● ENTRIES SHOWN:
----------------------------------------
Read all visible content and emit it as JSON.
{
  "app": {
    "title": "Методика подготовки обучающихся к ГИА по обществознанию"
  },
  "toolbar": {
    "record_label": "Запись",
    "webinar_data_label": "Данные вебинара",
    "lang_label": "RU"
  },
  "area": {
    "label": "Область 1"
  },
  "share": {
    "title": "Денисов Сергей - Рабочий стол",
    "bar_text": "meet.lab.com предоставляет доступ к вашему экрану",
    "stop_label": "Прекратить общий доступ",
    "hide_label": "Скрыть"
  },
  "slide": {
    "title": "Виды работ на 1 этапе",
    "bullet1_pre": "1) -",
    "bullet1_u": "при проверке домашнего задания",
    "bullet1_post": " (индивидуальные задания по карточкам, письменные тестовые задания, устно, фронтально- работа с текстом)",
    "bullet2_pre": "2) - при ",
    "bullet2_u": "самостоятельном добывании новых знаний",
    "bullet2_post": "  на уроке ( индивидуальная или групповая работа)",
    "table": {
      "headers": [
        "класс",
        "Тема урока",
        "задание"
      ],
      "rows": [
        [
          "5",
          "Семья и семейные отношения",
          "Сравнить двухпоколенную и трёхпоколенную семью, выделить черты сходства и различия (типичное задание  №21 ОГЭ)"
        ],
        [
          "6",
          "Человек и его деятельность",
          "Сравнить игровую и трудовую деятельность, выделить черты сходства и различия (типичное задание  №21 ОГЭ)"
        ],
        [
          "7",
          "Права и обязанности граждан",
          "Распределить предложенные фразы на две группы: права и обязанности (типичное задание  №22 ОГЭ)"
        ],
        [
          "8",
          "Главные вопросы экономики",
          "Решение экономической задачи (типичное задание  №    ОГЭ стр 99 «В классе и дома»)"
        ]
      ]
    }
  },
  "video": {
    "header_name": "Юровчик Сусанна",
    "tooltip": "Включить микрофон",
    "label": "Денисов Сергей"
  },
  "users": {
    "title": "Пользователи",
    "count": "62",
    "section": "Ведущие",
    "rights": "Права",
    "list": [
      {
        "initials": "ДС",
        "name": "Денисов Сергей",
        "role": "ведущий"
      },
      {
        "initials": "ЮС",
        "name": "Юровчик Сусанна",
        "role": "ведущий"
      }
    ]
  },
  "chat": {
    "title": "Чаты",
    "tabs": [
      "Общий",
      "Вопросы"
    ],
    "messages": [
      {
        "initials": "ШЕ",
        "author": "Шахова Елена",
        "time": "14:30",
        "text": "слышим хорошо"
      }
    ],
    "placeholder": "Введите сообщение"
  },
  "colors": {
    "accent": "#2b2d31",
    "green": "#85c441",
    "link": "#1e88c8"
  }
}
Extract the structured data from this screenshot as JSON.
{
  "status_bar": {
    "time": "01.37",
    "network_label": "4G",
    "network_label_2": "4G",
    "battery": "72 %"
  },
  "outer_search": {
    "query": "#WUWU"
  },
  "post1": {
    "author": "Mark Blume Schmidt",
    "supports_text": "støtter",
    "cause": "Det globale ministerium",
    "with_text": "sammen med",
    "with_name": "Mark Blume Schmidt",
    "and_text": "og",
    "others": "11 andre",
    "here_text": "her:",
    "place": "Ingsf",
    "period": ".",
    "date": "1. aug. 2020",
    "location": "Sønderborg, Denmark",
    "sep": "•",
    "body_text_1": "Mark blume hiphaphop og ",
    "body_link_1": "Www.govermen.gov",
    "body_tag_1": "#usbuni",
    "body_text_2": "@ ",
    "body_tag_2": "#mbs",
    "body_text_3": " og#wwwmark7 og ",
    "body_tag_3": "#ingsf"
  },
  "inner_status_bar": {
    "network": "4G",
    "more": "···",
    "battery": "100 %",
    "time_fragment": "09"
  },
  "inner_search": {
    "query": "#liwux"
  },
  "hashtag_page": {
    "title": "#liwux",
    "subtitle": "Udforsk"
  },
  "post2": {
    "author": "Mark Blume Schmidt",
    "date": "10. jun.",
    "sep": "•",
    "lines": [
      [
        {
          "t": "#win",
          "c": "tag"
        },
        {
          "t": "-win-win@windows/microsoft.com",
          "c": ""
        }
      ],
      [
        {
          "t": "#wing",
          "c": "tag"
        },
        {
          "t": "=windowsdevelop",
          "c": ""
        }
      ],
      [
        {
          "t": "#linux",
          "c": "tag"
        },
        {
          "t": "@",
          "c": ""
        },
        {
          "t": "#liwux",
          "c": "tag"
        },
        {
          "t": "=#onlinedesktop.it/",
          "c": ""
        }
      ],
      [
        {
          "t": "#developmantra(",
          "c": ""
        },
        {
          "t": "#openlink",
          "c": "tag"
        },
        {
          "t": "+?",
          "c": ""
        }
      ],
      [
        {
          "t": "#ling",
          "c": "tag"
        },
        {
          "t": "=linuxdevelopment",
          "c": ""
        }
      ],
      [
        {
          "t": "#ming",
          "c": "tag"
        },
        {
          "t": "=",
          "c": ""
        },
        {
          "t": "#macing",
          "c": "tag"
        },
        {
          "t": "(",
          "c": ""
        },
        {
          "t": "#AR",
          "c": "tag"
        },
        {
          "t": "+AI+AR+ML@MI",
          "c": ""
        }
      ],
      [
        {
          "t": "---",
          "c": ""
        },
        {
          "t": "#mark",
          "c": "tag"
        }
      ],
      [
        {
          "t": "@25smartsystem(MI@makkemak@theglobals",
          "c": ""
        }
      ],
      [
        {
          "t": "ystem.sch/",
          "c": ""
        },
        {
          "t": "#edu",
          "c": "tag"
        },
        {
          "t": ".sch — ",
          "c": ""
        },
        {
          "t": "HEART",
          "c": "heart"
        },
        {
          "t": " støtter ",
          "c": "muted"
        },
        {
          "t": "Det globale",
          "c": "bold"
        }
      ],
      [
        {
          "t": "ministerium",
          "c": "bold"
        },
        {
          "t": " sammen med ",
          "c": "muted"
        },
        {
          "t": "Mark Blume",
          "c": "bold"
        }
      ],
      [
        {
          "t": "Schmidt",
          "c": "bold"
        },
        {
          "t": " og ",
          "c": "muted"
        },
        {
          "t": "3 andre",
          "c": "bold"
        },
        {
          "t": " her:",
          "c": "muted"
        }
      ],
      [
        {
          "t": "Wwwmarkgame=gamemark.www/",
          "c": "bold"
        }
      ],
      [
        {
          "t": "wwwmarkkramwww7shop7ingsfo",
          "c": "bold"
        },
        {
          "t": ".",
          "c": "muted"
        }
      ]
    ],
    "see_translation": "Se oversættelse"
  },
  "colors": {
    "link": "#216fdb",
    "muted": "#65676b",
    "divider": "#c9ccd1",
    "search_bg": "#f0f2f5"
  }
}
----------------------------------------
● WHAT THE TASK REQUIRES:
Go back to the listing above and please repeat it exactly.

● ANSWER TO THE EXERCISE:
Read all visible content and emit it as JSON.
{
  "app": {
    "title": "Методика подготовки обучающихся к ГИА по обществознанию"
  },
  "toolbar": {
    "record_label": "Запись",
    "webinar_data_label": "Данные вебинара",
    "lang_label": "RU"
  },
  "area": {
    "label": "Область 1"
  },
  "share": {
    "title": "Денисов Сергей - Рабочий стол",
    "bar_text": "meet.lab.com предоставляет доступ к вашему экрану",
    "stop_label": "Прекратить общий доступ",
    "hide_label": "Скрыть"
  },
  "slide": {
    "title": "Виды работ на 1 этапе",
    "bullet1_pre": "1) -",
    "bullet1_u": "при проверке домашнего задания",
    "bullet1_post": " (индивидуальные задания по карточкам, письменные тестовые задания, устно, фронтально- работа с текстом)",
    "bullet2_pre": "2) - при ",
    "bullet2_u": "самостоятельном добывании новых знаний",
    "bullet2_post": "  на уроке ( индивидуальная или групповая работа)",
    "table": {
      "headers": [
        "класс",
        "Тема урока",
        "задание"
      ],
      "rows": [
        [
          "5",
          "Семья и семейные отношения",
          "Сравнить двухпоколенную и трёхпоколенную семью, выделить черты сходства и различия (типичное задание  №21 ОГЭ)"
        ],
        [
          "6",
          "Человек и его деятельность",
          "Сравнить игровую и трудовую деятельность, выделить черты сходства и различия (типичное задание  №21 ОГЭ)"
        ],
        [
          "7",
          "Права и обязанности граждан",
          "Распределить предложенные фразы на две группы: права и обязанности (типичное задание  №22 ОГЭ)"
        ],
        [
          "8",
          "Главные вопросы экономики",
          "Решение экономической задачи (типичное задание  №    ОГЭ стр 99 «В классе и дома»)"
        ]
      ]
    }
  },
  "video": {
    "header_name": "Юровчик Сусанна",
    "tooltip": "Включить микрофон",
    "label": "Денисов Сергей"
  },
  "users": {
    "title": "Пользователи",
    "count": "62",
    "section": "Ведущие",
    "rights": "Права",
    "list": [
      {
        "initials": "ДС",
        "name": "Денисов Сергей",
        "role": "ведущий"
      },
      {
        "initials": "ЮС",
        "name": "Юровчик Сусанна",
        "role": "ведущий"
      }
    ]
  },
  "chat": {
    "title": "Чаты",
    "tabs": [
      "Общий",
      "Вопросы"
    ],
    "messages": [
      {
        "initials": "ШЕ",
        "author": "Шахова Елена",
        "time": "14:30",
        "text": "слышим хорошо"
      }
    ],
    "placeholder": "Введите сообщение"
  },
  "colors": {
    "accent": "#2b2d31",
    "green": "#85c441",
    "link": "#1e88c8"
  }
}
Extract the structured data from this screenshot as JSON.
{
  "status_bar": {
    "time": "01.37",
    "network_label": "4G",
    "network_label_2": "4G",
    "battery": "72 %"
  },
  "outer_search": {
    "query": "#WUWU"
  },
  "post1": {
    "author": "Mark Blume Schmidt",
    "supports_text": "støtter",
    "cause": "Det globale ministerium",
    "with_text": "sammen med",
    "with_name": "Mark Blume Schmidt",
    "and_text": "og",
    "others": "11 andre",
    "here_text": "her:",
    "place": "Ingsf",
    "period": ".",
    "date": "1. aug. 2020",
    "location": "Sønderborg, Denmark",
    "sep": "•",
    "body_text_1": "Mark blume hiphaphop og ",
    "body_link_1": "Www.govermen.gov",
    "body_tag_1": "#usbuni",
    "body_text_2": "@ ",
    "body_tag_2": "#mbs",
    "body_text_3": " og#wwwmark7 og ",
    "body_tag_3": "#ingsf"
  },
  "inner_status_bar": {
    "network": "4G",
    "more": "···",
    "battery": "100 %",
    "time_fragment": "09"
  },
  "inner_search": {
    "query": "#liwux"
  },
  "hashtag_page": {
    "title": "#liwux",
    "subtitle": "Udforsk"
  },
  "post2": {
    "author": "Mark Blume Schmidt",
    "date": "10. jun.",
    "sep": "•",
    "lines": [
      [
        {
          "t": "#win",
          "c": "tag"
        },
        {
          "t": "-win-win@windows/microsoft.com",
          "c": ""
        }
      ],
      [
        {
          "t": "#wing",
          "c": "tag"
        },
        {
          "t": "=windowsdevelop",
          "c": ""
        }
      ],
      [
        {
          "t": "#linux",
          "c": "tag"
        },
        {
          "t": "@",
          "c": ""
        },
        {
          "t": "#liwux",
          "c": "tag"
        },
        {
          "t": "=#onlinedesktop.it/",
          "c": ""
        }
      ],
      [
        {
          "t": "#developmantra(",
          "c": ""
        },
        {
          "t": "#openlink",
          "c": "tag"
        },
        {
          "t": "+?",
          "c": ""
        }
      ],
      [
        {
          "t": "#ling",
          "c": "tag"
        },
        {
          "t": "=linuxdevelopment",
          "c": ""
        }
      ],
      [
        {
          "t": "#ming",
          "c": "tag"
        },
        {
          "t": "=",
          "c": ""
        },
        {
          "t": "#macing",
          "c": "tag"
        },
        {
          "t": "(",
          "c": ""
        },
        {
          "t": "#AR",
          "c": "tag"
        },
        {
          "t": "+AI+AR+ML@MI",
          "c": ""
        }
      ],
      [
        {
          "t": "---",
          "c": ""
        },
        {
          "t": "#mark",
          "c": "tag"
        }
      ],
      [
        {
          "t": "@25smartsystem(MI@makkemak@theglobals",
          "c": ""
        }
      ],
      [
        {
          "t": "ystem.sch/",
          "c": ""
        },
        {
          "t": "#edu",
          "c": "tag"
        },
        {
          "t": ".sch — ",
          "c": ""
        },
        {
          "t": "HEART",
          "c": "heart"
        },
        {
          "t": " støtter ",
          "c": "muted"
        },
        {
          "t": "Det globale",
          "c": "bold"
        }
      ],
      [
        {
          "t": "ministerium",
          "c": "bold"
        },
        {
          "t": " sammen med ",
          "c": "muted"
        },
        {
          "t": "Mark Blume",
          "c": "bold"
        }
      ],
      [
        {
          "t": "Schmidt",
          "c": "bold"
        },
        {
          "t": " og ",
          "c": "muted"
        },
        {
          "t": "3 andre",
          "c": "bold"
        },
        {
          "t": " her:",
          "c": "muted"
        }
      ],
      [
        {
          "t": "Wwwmarkgame=gamemark.www/",
          "c": "bold"
        }
      ],
      [
        {
          "t": "wwwmarkkramwww7shop7ingsfo",
          "c": "bold"
        },
        {
          "t": ".",
          "c": "muted"
        }
      ]
    ],
    "see_translation": "Se oversættelse"
  },
  "colors": {
    "link": "#216fdb",
    "muted": "#65676b",
    "divider": "#c9ccd1",
    "search_bg": "#f0f2f5"
  }
}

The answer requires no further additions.